%%
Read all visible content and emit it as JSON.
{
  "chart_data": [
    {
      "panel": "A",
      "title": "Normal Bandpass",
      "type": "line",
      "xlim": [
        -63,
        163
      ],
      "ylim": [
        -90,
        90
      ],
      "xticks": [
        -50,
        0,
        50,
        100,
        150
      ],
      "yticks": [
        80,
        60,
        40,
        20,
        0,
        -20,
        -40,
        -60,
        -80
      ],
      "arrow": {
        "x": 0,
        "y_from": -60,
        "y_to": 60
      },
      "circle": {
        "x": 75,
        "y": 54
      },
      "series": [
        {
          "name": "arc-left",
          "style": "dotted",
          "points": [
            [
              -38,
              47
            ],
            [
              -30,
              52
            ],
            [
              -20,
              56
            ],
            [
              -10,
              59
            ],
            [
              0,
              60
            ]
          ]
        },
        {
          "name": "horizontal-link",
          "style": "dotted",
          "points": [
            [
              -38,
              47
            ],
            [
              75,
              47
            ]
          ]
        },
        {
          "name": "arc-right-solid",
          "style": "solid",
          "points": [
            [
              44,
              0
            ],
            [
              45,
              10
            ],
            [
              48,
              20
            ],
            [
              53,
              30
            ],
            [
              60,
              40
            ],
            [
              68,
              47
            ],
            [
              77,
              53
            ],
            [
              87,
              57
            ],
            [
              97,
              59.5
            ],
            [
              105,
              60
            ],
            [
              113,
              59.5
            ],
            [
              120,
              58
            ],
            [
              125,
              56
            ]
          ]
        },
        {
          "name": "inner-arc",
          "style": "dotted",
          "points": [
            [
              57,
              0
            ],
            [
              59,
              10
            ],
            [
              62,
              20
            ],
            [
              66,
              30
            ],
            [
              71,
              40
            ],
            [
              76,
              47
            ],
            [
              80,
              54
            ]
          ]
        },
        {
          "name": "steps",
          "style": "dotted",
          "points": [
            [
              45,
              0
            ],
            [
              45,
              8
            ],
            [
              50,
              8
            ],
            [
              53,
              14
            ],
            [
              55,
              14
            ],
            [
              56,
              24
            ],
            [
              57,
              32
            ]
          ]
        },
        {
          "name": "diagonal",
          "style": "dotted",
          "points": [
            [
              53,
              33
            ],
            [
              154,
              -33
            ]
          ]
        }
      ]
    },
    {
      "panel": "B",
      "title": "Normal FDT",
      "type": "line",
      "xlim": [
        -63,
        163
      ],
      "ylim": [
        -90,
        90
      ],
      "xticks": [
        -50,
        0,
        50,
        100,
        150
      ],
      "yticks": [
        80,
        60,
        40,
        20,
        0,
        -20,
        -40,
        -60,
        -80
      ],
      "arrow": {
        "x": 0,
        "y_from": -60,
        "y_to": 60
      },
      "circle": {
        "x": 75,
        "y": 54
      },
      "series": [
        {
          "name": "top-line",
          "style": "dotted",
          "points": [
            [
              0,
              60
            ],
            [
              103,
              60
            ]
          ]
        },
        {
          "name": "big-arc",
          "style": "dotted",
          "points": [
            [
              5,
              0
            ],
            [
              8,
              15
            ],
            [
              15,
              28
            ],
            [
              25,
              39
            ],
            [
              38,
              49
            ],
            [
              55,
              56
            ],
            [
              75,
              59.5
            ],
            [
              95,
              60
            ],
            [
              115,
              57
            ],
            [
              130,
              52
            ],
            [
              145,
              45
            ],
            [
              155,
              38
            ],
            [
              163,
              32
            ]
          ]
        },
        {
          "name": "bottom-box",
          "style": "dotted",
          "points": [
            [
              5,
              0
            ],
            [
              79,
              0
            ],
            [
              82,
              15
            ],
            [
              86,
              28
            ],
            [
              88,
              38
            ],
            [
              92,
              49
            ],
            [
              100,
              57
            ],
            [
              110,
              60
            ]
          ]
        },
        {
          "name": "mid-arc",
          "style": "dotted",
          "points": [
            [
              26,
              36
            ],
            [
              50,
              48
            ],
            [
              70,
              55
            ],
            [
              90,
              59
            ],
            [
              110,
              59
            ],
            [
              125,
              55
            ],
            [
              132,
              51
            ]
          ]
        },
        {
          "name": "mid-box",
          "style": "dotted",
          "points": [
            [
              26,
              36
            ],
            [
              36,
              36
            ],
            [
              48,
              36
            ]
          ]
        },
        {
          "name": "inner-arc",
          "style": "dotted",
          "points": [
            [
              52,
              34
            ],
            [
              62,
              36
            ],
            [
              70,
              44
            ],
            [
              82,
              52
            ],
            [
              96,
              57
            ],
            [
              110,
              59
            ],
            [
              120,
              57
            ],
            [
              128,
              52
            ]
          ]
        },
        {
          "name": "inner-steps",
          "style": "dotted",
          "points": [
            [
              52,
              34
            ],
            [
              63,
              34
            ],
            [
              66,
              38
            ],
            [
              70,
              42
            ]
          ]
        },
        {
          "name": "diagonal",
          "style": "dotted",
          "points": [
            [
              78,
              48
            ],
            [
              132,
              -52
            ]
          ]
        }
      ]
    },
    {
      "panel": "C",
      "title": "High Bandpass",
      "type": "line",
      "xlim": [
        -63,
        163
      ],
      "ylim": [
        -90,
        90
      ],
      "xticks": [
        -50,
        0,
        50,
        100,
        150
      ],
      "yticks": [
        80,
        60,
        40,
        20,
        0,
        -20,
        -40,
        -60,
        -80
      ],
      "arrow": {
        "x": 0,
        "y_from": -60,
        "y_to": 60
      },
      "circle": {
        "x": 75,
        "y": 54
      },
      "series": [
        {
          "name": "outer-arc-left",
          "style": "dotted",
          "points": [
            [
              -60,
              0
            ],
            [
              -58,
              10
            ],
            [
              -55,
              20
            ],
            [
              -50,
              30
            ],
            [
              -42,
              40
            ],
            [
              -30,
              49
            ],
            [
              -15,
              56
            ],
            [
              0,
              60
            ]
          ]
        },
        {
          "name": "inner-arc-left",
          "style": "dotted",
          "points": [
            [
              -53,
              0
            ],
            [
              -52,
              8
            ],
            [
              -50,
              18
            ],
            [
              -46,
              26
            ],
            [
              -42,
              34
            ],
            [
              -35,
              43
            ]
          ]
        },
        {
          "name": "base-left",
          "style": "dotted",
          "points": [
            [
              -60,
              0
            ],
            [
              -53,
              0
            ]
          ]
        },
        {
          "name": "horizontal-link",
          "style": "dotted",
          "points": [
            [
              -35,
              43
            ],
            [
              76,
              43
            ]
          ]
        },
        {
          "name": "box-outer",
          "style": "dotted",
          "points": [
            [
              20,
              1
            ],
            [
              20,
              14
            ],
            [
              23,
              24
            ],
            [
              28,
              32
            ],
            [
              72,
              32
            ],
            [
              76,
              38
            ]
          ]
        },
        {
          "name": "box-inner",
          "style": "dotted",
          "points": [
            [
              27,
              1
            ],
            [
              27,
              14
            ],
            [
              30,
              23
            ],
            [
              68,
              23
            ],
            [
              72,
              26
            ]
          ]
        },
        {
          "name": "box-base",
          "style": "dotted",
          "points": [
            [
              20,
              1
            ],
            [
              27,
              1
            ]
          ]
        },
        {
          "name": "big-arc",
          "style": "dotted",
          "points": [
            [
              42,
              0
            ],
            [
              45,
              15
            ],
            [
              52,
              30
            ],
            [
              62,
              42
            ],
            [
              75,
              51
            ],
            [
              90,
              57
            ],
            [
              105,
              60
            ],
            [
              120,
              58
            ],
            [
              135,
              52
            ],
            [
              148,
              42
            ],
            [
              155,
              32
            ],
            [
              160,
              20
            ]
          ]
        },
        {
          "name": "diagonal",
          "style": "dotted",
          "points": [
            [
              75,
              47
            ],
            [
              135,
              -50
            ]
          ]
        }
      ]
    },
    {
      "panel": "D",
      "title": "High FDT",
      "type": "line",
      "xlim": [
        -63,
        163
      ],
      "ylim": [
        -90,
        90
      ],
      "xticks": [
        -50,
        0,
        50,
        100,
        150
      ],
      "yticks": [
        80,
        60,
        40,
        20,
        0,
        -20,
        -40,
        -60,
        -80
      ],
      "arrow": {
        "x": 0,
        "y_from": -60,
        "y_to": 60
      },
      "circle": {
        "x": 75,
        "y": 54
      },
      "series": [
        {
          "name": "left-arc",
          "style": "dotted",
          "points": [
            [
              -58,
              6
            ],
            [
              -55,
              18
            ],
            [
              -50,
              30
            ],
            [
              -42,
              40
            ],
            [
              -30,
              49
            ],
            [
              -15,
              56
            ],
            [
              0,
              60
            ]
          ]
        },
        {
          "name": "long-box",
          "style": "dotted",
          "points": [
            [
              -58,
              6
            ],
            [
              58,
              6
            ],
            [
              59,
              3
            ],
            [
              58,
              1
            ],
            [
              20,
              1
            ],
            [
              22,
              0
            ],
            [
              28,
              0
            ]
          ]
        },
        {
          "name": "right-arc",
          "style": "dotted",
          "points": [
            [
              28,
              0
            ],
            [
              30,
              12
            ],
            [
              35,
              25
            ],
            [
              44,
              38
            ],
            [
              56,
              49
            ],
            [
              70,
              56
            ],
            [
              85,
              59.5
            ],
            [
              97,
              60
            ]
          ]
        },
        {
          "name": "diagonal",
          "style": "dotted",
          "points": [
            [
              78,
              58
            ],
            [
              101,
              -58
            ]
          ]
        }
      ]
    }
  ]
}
%%
## [Exercise goal]
Find and copy every line in the entries above where the string "title" occurs.

## [Exercise output]
      "title": "Normal Bandpass",
      "title": "Normal FDT",
      "title": "High Bandpass",
      "title": "High FDT",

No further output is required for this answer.